= TASK DETAILS =
Output the full material exactly as it appears here.

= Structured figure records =
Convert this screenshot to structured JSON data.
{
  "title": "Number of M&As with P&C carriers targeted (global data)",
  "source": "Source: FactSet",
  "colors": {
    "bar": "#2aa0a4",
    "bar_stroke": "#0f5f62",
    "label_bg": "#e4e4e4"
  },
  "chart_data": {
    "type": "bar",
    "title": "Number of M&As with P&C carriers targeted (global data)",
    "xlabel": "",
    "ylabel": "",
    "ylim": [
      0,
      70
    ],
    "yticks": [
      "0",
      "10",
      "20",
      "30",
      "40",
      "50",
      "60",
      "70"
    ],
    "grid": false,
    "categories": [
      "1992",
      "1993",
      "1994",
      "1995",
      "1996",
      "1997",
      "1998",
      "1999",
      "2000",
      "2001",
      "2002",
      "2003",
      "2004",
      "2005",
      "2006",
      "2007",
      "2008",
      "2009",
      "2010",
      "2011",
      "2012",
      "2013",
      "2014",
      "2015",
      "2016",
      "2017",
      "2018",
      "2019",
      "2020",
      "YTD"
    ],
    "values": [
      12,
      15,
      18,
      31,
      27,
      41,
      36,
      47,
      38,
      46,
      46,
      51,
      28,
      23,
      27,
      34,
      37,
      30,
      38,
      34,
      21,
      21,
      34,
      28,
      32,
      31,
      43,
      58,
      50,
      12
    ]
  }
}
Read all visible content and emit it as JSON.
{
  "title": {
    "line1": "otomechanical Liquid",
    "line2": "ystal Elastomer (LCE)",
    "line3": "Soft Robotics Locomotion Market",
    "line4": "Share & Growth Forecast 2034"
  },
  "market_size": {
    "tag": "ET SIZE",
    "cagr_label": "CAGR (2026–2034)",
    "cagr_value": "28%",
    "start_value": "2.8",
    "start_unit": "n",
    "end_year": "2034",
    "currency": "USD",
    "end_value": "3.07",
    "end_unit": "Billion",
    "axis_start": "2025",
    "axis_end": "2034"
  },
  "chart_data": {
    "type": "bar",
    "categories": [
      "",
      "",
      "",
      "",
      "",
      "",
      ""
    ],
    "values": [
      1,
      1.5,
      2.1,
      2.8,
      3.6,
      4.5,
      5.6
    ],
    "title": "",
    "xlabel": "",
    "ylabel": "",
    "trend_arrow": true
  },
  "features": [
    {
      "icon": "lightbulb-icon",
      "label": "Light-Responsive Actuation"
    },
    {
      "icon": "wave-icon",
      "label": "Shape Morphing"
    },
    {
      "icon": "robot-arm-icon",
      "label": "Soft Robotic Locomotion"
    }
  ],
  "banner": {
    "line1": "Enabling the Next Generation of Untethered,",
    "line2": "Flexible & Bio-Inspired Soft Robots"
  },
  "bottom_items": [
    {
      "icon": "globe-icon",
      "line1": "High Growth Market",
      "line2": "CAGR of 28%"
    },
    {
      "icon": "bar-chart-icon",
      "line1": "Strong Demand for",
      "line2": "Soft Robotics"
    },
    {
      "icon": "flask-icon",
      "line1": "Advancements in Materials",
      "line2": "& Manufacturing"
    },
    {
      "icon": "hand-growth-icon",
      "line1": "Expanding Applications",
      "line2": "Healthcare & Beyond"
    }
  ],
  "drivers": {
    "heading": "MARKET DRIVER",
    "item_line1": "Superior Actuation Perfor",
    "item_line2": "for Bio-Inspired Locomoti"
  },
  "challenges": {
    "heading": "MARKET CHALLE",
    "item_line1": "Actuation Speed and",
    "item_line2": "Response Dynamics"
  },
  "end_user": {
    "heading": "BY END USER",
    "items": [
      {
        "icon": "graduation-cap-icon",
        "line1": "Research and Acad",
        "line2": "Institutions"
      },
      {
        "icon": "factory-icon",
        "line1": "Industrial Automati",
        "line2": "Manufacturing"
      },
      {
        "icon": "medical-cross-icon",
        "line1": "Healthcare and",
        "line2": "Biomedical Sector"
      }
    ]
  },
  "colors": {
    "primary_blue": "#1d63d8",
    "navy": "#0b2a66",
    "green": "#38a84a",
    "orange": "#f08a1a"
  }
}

= ANSWER FOR THIS EXERCISE =
Convert this screenshot to structured JSON data.
{
  "title": "Number of M&As with P&C carriers targeted (global data)",
  "source": "Source: FactSet",
  "colors": {
    "bar": "#2aa0a4",
    "bar_stroke": "#0f5f62",
    "label_bg": "#e4e4e4"
  },
  "chart_data": {
    "type": "bar",
    "title": "Number of M&As with P&C carriers targeted (global data)",
    "xlabel": "",
    "ylabel": "",
    "ylim": [
      0,
      70
    ],
    "yticks": [
      "0",
      "10",
      "20",
      "30",
      "40",
      "50",
      "60",
      "70"
    ],
    "grid": false,
    "categories": [
      "1992",
      "1993",
      "1994",
      "1995",
      "1996",
      "1997",
      "1998",
      "1999",
      "2000",
      "2001",
      "2002",
      "2003",
      "2004",
      "2005",
      "2006",
      "2007",
      "2008",
      "2009",
      "2010",
      "2011",
      "2012",
      "2013",
      "2014",
      "2015",
      "2016",
      "2017",
      "2018",
      "2019",
      "2020",
      "YTD"
    ],
    "values": [
      12,
      15,
      18,
      31,
      27,
      41,
      36,
      47,
      38,
      46,
      46,
      51,
      28,
      23,
      27,
      34,
      37,
      30,
      38,
      34,
      21,
      21,
      34,
      28,
      32,
      31,
      43,
      58,
      50,
      12
    ]
  }
}
Read all visible content and emit it as JSON.
{
  "title": {
    "line1": "otomechanical Liquid",
    "line2": "ystal Elastomer (LCE)",
    "line3": "Soft Robotics Locomotion Market",
    "line4": "Share & Growth Forecast 2034"
  },
  "market_size": {
    "tag": "ET SIZE",
    "cagr_label": "CAGR (2026–2034)",
    "cagr_value": "28%",
    "start_value": "2.8",
    "start_unit": "n",
    "end_year": "2034",
    "currency": "USD",
    "end_value": "3.07",
    "end_unit": "Billion",
    "axis_start": "2025",
    "axis_end": "2034"
  },
  "chart_data": {
    "type": "bar",
    "categories": [
      "",
      "",
      "",
      "",
      "",
      "",
      ""
    ],
    "values": [
      1,
      1.5,
      2.1,
      2.8,
      3.6,
      4.5,
      5.6
    ],
    "title": "",
    "xlabel": "",
    "ylabel": "",
    "trend_arrow": true
  },
  "features": [
    {
      "icon": "lightbulb-icon",
      "label": "Light-Responsive Actuation"
    },
    {
      "icon": "wave-icon",
      "label": "Shape Morphing"
    },
    {
      "icon": "robot-arm-icon",
      "label": "Soft Robotic Locomotion"
    }
  ],
  "banner": {
    "line1": "Enabling the Next Generation of Untethered,",
    "line2": "Flexible & Bio-Inspired Soft Robots"
  },
  "bottom_items": [
    {
      "icon": "globe-icon",
      "line1": "High Growth Market",
      "line2": "CAGR of 28%"
    },
    {
      "icon": "bar-chart-icon",
      "line1": "Strong Demand for",
      "line2": "Soft Robotics"
    },
    {
      "icon": "flask-icon",
      "line1": "Advancements in Materials",
      "line2": "& Manufacturing"
    },
    {
      "icon": "hand-growth-icon",
      "line1": "Expanding Applications",
      "line2": "Healthcare & Beyond"
    }
  ],
  "drivers": {
    "heading": "MARKET DRIVER",
    "item_line1": "Superior Actuation Perfor",
    "item_line2": "for Bio-Inspired Locomoti"
  },
  "challenges": {
    "heading": "MARKET CHALLE",
    "item_line1": "Actuation Speed and",
    "item_line2": "Response Dynamics"
  },
  "end_user": {
    "heading": "BY END USER",
    "items": [
      {
        "icon": "graduation-cap-icon",
        "line1": "Research and Acad",
        "line2": "Institutions"
      },
      {
        "icon": "factory-icon",
        "line1": "Industrial Automati",
        "line2": "Manufacturing"
      },
      {
        "icon": "medical-cross-icon",
        "line1": "Healthcare and",
        "line2": "Biomedical Sector"
      }
    ]
  },
  "colors": {
    "primary_blue": "#1d63d8",
    "navy": "#0b2a66",
    "green": "#38a84a",
    "orange": "#f08a1a"
  }
}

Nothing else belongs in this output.